* Begin *

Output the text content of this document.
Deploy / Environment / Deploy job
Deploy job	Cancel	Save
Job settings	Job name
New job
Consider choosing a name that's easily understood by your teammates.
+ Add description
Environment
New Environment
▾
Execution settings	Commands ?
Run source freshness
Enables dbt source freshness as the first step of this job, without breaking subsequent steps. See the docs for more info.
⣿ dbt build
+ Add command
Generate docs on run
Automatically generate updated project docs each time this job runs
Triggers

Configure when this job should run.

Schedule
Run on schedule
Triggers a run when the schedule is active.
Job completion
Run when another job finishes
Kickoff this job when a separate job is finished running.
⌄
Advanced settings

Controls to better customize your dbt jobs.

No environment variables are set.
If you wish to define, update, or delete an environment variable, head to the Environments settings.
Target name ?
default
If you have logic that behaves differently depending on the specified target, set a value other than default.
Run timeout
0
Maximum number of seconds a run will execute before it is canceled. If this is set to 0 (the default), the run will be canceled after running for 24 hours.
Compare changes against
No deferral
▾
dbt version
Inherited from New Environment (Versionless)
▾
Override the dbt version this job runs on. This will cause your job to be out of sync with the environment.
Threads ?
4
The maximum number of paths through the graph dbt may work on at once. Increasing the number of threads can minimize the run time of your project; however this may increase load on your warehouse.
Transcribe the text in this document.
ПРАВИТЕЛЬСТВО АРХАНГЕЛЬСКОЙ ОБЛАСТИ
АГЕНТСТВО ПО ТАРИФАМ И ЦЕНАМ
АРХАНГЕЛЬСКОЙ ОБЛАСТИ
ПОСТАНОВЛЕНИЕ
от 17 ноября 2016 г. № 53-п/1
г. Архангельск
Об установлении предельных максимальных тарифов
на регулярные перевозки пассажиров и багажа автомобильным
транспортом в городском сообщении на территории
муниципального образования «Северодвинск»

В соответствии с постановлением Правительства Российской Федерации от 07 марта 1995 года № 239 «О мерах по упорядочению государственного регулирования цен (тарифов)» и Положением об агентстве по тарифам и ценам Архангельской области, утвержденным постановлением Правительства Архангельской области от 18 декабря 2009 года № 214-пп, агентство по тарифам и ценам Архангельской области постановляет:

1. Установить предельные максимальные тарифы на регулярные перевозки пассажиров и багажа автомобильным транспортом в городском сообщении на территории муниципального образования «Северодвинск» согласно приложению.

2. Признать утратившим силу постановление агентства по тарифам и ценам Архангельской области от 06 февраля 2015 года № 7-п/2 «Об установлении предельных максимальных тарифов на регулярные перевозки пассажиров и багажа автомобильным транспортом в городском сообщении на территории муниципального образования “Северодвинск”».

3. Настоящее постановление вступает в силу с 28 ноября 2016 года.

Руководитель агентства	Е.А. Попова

* End *

Using the data above, output each line exactly.

Output the text content of this document.
Deploy / Environment / Deploy job
Deploy job	Cancel	Save
Job settings	Job name
New job
Consider choosing a name that's easily understood by your teammates.
+ Add description
Environment
New Environment
▾
Execution settings	Commands ?
Run source freshness
Enables dbt source freshness as the first step of this job, without breaking subsequent steps. See the docs for more info.
⣿ dbt build
+ Add command
Generate docs on run
Automatically generate updated project docs each time this job runs
Triggers

Configure when this job should run.

Schedule
Run on schedule
Triggers a run when the schedule is active.
Job completion
Run when another job finishes
Kickoff this job when a separate job is finished running.
⌄
Advanced settings

Controls to better customize your dbt jobs.

No environment variables are set.
If you wish to define, update, or delete an environment variable, head to the Environments settings.
Target name ?
default
If you have logic that behaves differently depending on the specified target, set a value other than default.
Run timeout
0
Maximum number of seconds a run will execute before it is canceled. If this is set to 0 (the default), the run will be canceled after running for 24 hours.
Compare changes against
No deferral
▾
dbt version
Inherited from New Environment (Versionless)
▾
Override the dbt version this job runs on. This will cause your job to be out of sync with the environment.
Threads ?
4
The maximum number of paths through the graph dbt may work on at once. Increasing the number of threads can minimize the run time of your project; however this may increase load on your warehouse.
Transcribe the text in this document.
ПРАВИТЕЛЬСТВО АРХАНГЕЛЬСКОЙ ОБЛАСТИ
АГЕНТСТВО ПО ТАРИФАМ И ЦЕНАМ
АРХАНГЕЛЬСКОЙ ОБЛАСТИ
ПОСТАНОВЛЕНИЕ
от 17 ноября 2016 г. № 53-п/1
г. Архангельск
Об установлении предельных максимальных тарифов
на регулярные перевозки пассажиров и багажа автомобильным
транспортом в городском сообщении на территории
муниципального образования «Северодвинск»

В соответствии с постановлением Правительства Российской Федерации от 07 марта 1995 года № 239 «О мерах по упорядочению государственного регулирования цен (тарифов)» и Положением об агентстве по тарифам и ценам Архангельской области, утвержденным постановлением Правительства Архангельской области от 18 декабря 2009 года № 214-пп, агентство по тарифам и ценам Архангельской области постановляет:

1. Установить предельные максимальные тарифы на регулярные перевозки пассажиров и багажа автомобильным транспортом в городском сообщении на территории муниципального образования «Северодвинск» согласно приложению.

2. Признать утратившим силу постановление агентства по тарифам и ценам Архангельской области от 06 февраля 2015 года № 7-п/2 «Об установлении предельных максимальных тарифов на регулярные перевозки пассажиров и багажа автомобильным транспортом в городском сообщении на территории муниципального образования “Северодвинск”».

3. Настоящее постановление вступает в силу с 28 ноября 2016 года.

Руководитель агентства	Е.А. Попова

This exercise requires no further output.